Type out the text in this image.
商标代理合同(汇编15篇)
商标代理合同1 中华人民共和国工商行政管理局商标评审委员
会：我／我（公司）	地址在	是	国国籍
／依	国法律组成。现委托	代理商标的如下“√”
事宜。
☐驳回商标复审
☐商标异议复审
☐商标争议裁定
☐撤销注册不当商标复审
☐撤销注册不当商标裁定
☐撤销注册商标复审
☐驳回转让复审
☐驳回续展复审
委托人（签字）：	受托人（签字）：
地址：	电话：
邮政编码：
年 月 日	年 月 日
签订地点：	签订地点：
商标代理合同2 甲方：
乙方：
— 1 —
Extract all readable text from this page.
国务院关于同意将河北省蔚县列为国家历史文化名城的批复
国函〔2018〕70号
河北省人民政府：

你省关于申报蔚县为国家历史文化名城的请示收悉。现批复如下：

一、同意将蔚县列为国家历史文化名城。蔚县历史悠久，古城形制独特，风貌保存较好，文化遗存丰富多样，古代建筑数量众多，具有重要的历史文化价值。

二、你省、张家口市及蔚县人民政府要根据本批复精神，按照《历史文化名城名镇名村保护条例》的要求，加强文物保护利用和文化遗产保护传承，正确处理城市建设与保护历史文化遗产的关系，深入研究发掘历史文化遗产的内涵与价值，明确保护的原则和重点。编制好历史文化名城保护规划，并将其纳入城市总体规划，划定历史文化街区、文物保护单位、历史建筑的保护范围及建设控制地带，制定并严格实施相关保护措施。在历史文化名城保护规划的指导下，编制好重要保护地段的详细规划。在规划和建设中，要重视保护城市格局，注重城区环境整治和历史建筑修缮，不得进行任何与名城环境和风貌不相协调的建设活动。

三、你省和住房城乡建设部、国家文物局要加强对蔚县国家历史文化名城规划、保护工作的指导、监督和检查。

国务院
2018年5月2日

*Problem:*
Give back exactly the lines beginning at the one with "Extract all readable text from this page." and ending at the final line of the material; both boundary lines belong in it.

*Worked answer:*
Extract all readable text from this page.
国务院关于同意将河北省蔚县列为国家历史文化名城的批复
国函〔2018〕70号
河北省人民政府：

你省关于申报蔚县为国家历史文化名城的请示收悉。现批复如下：

一、同意将蔚县列为国家历史文化名城。蔚县历史悠久，古城形制独特，风貌保存较好，文化遗存丰富多样，古代建筑数量众多，具有重要的历史文化价值。

二、你省、张家口市及蔚县人民政府要根据本批复精神，按照《历史文化名城名镇名村保护条例》的要求，加强文物保护利用和文化遗产保护传承，正确处理城市建设与保护历史文化遗产的关系，深入研究发掘历史文化遗产的内涵与价值，明确保护的原则和重点。编制好历史文化名城保护规划，并将其纳入城市总体规划，划定历史文化街区、文物保护单位、历史建筑的保护范围及建设控制地带，制定并严格实施相关保护措施。在历史文化名城保护规划的指导下，编制好重要保护地段的详细规划。在规划和建设中，要重视保护城市格局，注重城区环境整治和历史建筑修缮，不得进行任何与名城环境和风貌不相协调的建设活动。

三、你省和住房城乡建设部、国家文物局要加强对蔚县国家历史文化名城规划、保护工作的指导、监督和检查。

国务院
2018年5月2日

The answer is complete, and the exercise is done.